- **Given task**: Give only the number of lines in the records that include the string "third".

- **Raw records**:

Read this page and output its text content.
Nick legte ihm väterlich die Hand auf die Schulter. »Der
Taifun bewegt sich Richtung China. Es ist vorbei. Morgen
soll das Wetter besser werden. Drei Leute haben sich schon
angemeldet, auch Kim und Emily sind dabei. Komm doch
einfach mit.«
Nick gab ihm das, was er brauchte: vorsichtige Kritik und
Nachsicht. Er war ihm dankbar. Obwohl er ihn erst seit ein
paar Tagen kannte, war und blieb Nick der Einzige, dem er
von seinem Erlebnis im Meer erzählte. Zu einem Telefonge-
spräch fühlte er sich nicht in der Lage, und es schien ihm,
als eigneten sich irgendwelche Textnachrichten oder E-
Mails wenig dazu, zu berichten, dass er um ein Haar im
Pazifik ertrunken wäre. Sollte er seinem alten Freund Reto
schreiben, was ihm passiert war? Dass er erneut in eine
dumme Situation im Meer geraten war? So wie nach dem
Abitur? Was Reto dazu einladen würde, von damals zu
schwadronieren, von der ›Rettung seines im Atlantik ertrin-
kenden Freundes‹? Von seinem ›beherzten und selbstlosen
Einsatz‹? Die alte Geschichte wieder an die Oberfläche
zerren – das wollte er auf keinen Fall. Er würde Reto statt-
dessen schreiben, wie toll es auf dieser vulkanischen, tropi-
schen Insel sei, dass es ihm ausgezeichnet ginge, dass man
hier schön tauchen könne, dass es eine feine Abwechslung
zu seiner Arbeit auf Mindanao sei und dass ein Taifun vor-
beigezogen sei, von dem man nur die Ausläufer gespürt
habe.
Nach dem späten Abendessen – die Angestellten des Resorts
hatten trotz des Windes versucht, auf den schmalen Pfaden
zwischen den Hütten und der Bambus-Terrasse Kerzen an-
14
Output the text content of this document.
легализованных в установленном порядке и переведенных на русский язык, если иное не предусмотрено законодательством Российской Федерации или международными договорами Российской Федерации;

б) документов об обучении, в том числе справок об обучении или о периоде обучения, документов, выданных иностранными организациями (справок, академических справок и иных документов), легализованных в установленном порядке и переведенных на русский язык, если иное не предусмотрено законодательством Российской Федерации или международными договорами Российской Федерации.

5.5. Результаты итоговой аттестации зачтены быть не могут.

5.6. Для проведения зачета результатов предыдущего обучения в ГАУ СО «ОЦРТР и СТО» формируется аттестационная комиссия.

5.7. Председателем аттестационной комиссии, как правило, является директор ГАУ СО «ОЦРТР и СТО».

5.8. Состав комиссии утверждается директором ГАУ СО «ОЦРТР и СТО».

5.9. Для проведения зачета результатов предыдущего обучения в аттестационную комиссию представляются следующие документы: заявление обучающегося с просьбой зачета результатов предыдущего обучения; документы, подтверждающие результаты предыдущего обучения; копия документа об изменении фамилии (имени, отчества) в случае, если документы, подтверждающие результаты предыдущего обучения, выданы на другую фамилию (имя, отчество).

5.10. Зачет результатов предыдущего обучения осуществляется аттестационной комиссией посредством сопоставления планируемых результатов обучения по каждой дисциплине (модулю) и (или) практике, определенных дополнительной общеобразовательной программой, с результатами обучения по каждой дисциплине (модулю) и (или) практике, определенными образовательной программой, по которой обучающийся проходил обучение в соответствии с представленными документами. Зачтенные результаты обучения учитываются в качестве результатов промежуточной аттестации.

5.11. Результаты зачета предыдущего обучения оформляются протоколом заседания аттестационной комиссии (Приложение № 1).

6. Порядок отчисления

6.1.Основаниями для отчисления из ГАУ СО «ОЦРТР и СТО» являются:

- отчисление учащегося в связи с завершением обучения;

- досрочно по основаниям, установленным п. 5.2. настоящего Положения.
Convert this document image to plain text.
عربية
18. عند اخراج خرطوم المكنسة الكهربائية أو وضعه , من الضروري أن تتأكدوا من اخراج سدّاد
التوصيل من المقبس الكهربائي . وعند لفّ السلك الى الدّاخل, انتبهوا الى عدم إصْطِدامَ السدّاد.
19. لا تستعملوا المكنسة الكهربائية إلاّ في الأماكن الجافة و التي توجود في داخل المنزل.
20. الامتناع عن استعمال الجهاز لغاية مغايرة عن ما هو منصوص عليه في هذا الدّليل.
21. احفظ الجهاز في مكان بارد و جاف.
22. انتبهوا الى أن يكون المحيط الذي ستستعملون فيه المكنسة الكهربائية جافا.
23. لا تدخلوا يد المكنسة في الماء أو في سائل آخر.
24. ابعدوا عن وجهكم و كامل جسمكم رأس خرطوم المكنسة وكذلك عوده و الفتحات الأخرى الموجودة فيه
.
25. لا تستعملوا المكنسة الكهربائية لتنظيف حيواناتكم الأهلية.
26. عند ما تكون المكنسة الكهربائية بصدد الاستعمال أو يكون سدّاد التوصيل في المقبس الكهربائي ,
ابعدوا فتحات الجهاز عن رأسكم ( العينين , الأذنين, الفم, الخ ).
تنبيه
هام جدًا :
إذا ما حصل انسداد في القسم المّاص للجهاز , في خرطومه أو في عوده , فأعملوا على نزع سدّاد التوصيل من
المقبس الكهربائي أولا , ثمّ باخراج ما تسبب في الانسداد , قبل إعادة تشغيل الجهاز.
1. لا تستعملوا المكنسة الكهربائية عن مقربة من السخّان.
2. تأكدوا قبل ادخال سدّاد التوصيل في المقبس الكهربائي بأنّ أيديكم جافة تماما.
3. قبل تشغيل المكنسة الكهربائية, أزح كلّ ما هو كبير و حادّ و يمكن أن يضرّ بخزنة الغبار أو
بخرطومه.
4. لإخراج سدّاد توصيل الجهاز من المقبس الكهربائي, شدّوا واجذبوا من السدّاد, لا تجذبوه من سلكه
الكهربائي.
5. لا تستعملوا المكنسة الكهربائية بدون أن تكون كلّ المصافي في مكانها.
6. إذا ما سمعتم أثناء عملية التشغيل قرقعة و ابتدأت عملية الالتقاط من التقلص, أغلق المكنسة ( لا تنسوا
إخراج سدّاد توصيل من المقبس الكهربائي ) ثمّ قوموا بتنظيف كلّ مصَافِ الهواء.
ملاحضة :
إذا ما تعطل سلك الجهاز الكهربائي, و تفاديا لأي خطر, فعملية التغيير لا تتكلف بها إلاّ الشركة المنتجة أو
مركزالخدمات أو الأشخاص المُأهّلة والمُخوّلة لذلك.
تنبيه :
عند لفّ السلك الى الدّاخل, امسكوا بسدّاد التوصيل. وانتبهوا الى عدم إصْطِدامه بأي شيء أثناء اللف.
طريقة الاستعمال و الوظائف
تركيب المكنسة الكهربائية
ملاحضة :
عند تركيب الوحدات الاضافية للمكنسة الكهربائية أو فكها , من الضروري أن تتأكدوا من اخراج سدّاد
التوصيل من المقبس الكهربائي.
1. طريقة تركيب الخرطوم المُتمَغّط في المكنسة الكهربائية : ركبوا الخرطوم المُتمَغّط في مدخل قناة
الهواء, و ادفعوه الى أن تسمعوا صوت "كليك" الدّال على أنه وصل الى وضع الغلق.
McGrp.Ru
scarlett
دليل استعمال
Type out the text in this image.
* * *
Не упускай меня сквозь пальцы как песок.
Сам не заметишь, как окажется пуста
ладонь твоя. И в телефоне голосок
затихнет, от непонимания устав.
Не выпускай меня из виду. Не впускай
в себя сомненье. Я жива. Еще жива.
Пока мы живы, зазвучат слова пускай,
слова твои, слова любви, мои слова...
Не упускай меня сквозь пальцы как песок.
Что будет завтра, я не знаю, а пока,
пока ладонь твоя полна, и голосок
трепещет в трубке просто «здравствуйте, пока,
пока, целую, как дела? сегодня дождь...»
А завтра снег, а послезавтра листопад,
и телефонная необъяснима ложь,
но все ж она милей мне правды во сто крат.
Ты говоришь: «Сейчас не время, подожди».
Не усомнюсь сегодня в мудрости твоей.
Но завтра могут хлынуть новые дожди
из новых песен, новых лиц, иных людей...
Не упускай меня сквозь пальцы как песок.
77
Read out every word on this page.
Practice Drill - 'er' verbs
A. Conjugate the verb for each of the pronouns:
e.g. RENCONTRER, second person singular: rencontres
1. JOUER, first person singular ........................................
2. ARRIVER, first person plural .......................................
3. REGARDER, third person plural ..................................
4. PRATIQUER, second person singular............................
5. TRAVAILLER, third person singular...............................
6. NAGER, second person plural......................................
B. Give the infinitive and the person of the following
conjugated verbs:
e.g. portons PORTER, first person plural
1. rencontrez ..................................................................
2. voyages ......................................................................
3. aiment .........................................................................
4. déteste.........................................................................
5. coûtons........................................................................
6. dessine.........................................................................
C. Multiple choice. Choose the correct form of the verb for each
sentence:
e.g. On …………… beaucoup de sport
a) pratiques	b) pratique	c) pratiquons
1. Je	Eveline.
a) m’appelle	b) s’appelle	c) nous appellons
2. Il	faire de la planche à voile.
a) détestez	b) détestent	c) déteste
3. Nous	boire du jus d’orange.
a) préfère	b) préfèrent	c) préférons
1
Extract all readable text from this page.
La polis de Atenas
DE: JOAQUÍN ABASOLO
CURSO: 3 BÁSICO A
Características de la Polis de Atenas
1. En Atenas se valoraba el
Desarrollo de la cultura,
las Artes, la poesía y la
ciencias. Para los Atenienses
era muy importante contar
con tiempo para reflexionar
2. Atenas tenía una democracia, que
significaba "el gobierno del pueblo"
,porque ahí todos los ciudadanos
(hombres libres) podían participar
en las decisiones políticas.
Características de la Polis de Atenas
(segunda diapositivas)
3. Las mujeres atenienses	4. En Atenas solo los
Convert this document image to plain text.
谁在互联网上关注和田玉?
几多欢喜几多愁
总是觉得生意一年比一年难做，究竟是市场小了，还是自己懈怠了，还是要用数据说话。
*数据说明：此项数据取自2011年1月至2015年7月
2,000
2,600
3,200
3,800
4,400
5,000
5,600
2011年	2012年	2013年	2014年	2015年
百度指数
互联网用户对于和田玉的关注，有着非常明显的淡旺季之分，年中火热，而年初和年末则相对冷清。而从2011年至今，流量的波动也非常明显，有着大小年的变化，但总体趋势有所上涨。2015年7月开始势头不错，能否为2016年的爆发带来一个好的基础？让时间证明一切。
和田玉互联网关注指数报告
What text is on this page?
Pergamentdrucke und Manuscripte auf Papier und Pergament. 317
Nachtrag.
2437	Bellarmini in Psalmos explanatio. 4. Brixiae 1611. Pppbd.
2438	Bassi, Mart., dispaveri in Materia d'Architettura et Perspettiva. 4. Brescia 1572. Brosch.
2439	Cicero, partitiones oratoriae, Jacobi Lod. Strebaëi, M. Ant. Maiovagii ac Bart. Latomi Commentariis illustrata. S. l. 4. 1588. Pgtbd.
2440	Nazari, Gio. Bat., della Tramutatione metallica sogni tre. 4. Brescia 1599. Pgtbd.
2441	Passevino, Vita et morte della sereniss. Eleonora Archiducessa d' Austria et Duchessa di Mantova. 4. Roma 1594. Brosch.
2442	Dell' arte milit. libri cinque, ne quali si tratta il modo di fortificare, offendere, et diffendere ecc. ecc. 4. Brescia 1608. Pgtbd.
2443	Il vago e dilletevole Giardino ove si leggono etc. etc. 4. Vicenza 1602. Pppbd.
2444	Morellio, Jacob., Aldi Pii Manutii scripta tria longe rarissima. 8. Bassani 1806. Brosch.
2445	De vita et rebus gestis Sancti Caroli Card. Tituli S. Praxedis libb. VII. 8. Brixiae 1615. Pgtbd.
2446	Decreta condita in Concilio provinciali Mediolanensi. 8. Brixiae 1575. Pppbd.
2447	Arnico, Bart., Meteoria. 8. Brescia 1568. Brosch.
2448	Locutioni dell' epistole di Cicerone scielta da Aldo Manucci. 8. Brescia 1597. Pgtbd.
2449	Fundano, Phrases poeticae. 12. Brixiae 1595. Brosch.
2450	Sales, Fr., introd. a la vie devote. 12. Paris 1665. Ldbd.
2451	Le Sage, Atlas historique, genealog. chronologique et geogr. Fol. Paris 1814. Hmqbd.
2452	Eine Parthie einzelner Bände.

- **Answer to the task**: 2